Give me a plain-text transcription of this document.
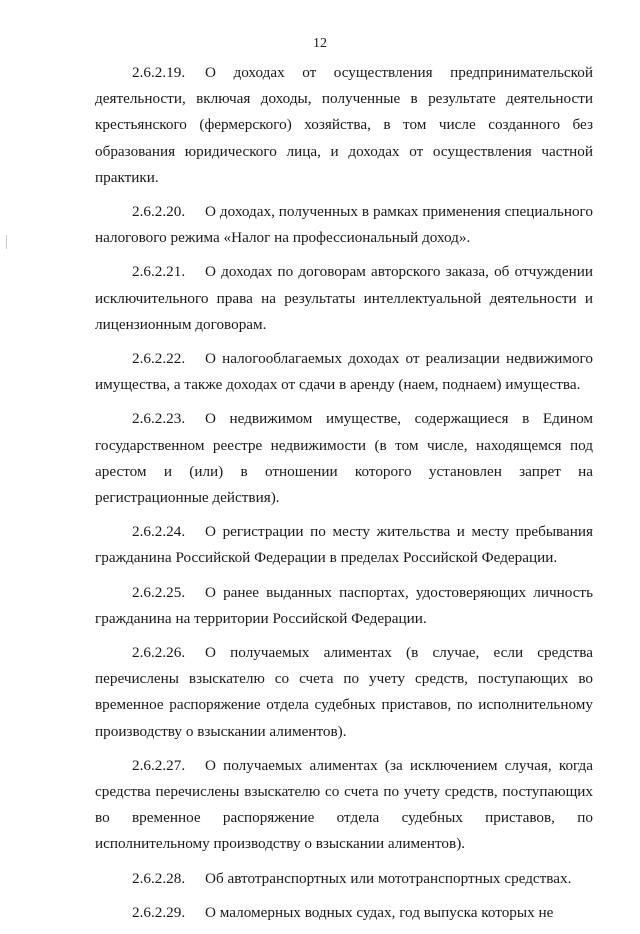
12

2.6.2.19. О доходах от осуществления предпринимательской деятельности, включая доходы, полученные в результате деятельности крестьянского (фермерского) хозяйства, в том числе созданного без образования юридического лица, и доходах от осуществления частной практики.

2.6.2.20. О доходах, полученных в рамках применения специального налогового режима «Налог на профессиональный доход».

2.6.2.21. О доходах по договорам авторского заказа, об отчуждении исключительного права на результаты интеллектуальной деятельности и лицензионным договорам.

2.6.2.22. О налогооблагаемых доходах от реализации недвижимого имущества, а также доходах от сдачи в аренду (наем, поднаем) имущества.

2.6.2.23. О недвижимом имуществе, содержащиеся в Едином государственном реестре недвижимости (в том числе, находящемся под арестом и (или) в отношении которого установлен запрет на регистрационные действия).

2.6.2.24. О регистрации по месту жительства и месту пребывания гражданина Российской Федерации в пределах Российской Федерации.

2.6.2.25. О ранее выданных паспортах, удостоверяющих личность гражданина на территории Российской Федерации.

2.6.2.26. О получаемых алиментах (в случае, если средства перечислены взыскателю со счета по учету средств, поступающих во временное распоряжение отдела судебных приставов, по исполнительному производству о взыскании алиментов).

2.6.2.27. О получаемых алиментах (за исключением случая, когда средства перечислены взыскателю со счета по учету средств, поступающих во временное распоряжение отдела судебных приставов, по исполнительному производству о взыскании алиментов).

2.6.2.28. Об автотранспортных или мототранспортных средствах.

2.6.2.29. О маломерных водных судах, год выпуска которых не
☆ ☆ ☆ ☆
◆ PROBLEM ◆
Find every line of the data that holds the string "взыскателю", then say how many there are and nothing else.

◆ EXERCISE OUTPUT ◆
2